**Your objective:**
Select the lines below containing the word "全国淘汰鸡平均淘汰日龄".

%%

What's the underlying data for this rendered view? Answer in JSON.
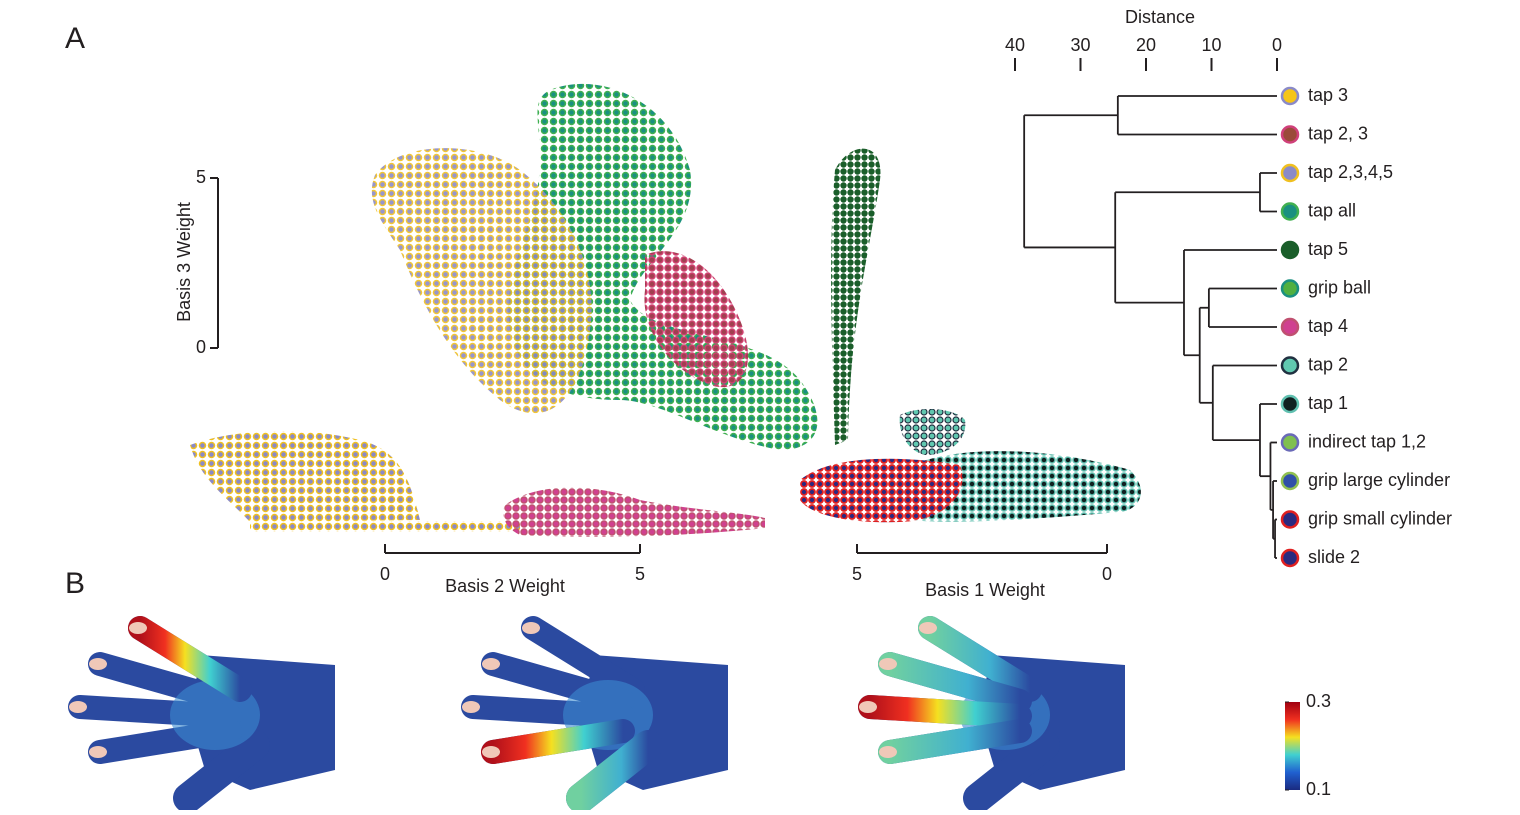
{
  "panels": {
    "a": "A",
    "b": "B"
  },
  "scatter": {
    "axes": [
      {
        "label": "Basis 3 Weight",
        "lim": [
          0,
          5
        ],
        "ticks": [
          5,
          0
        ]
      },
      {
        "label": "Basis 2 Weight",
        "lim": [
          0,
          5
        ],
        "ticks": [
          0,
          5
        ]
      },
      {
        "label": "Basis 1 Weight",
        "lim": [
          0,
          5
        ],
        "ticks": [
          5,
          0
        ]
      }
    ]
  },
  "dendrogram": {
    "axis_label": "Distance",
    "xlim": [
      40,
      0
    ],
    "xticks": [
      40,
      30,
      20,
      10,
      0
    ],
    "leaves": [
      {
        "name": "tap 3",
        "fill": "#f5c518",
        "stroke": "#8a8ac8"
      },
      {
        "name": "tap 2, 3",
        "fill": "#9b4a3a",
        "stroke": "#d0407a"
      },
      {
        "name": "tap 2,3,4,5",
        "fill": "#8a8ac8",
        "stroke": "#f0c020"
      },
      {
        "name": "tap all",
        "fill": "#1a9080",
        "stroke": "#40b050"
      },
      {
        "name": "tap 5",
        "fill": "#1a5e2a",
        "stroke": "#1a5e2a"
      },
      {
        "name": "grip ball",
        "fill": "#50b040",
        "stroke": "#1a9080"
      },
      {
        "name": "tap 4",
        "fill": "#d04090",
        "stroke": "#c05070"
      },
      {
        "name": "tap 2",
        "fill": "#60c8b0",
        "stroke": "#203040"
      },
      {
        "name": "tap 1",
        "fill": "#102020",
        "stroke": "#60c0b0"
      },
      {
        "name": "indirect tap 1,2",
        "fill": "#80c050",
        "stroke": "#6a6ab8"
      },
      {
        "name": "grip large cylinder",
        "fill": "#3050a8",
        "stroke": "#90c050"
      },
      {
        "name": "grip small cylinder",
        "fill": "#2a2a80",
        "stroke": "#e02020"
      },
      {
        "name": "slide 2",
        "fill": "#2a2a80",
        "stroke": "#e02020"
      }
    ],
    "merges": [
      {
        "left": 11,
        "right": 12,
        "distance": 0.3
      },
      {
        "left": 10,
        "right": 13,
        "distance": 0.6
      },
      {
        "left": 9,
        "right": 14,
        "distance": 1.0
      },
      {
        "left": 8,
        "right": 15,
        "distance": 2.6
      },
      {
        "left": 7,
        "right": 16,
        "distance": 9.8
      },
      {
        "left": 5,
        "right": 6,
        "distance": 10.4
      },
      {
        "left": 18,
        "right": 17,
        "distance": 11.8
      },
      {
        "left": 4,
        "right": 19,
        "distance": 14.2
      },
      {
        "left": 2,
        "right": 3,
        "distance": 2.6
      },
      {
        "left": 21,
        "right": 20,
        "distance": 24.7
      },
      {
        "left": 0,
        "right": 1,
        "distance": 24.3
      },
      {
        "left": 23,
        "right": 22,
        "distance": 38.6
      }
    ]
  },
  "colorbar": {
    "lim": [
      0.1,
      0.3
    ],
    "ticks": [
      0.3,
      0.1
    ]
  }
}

%%
%%

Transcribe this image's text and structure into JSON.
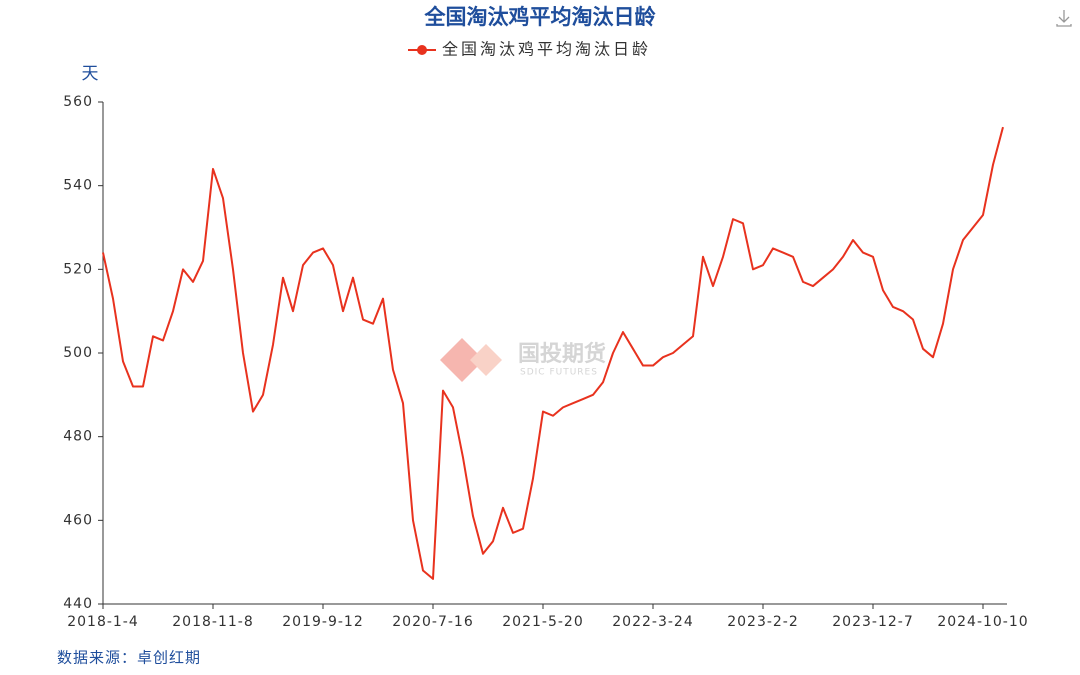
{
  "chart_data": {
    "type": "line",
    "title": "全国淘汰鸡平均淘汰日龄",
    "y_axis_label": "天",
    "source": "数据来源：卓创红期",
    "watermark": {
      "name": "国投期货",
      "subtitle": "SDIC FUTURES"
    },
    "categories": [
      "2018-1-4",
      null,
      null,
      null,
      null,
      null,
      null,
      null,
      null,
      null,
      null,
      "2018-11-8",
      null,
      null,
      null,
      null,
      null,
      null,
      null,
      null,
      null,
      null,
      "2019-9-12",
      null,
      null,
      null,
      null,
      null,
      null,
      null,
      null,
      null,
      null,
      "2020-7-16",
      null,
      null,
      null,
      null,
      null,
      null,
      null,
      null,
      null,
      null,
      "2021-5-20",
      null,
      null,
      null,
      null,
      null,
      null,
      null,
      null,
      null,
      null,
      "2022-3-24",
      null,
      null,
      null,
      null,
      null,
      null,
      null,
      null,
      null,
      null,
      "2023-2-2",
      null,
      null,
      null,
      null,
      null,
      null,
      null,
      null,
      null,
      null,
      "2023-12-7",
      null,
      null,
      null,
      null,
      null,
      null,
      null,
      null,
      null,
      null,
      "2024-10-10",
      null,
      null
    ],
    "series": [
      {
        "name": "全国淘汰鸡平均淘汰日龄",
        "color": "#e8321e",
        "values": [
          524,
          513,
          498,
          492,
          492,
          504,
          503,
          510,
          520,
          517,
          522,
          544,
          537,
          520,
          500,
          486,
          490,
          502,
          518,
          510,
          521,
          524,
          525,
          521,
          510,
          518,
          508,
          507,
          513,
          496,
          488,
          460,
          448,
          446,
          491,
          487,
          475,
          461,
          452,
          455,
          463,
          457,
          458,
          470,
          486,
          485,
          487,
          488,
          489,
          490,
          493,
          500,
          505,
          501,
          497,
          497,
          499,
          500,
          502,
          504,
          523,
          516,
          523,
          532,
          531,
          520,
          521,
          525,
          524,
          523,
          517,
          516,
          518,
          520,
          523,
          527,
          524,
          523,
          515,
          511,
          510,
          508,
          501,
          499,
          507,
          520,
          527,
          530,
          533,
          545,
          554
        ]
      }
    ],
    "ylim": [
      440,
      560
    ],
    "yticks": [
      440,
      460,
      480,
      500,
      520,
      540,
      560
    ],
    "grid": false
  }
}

%%

**Full answer:**
    "title": "全国淘汰鸡平均淘汰日龄",
        "name": "全国淘汰鸡平均淘汰日龄",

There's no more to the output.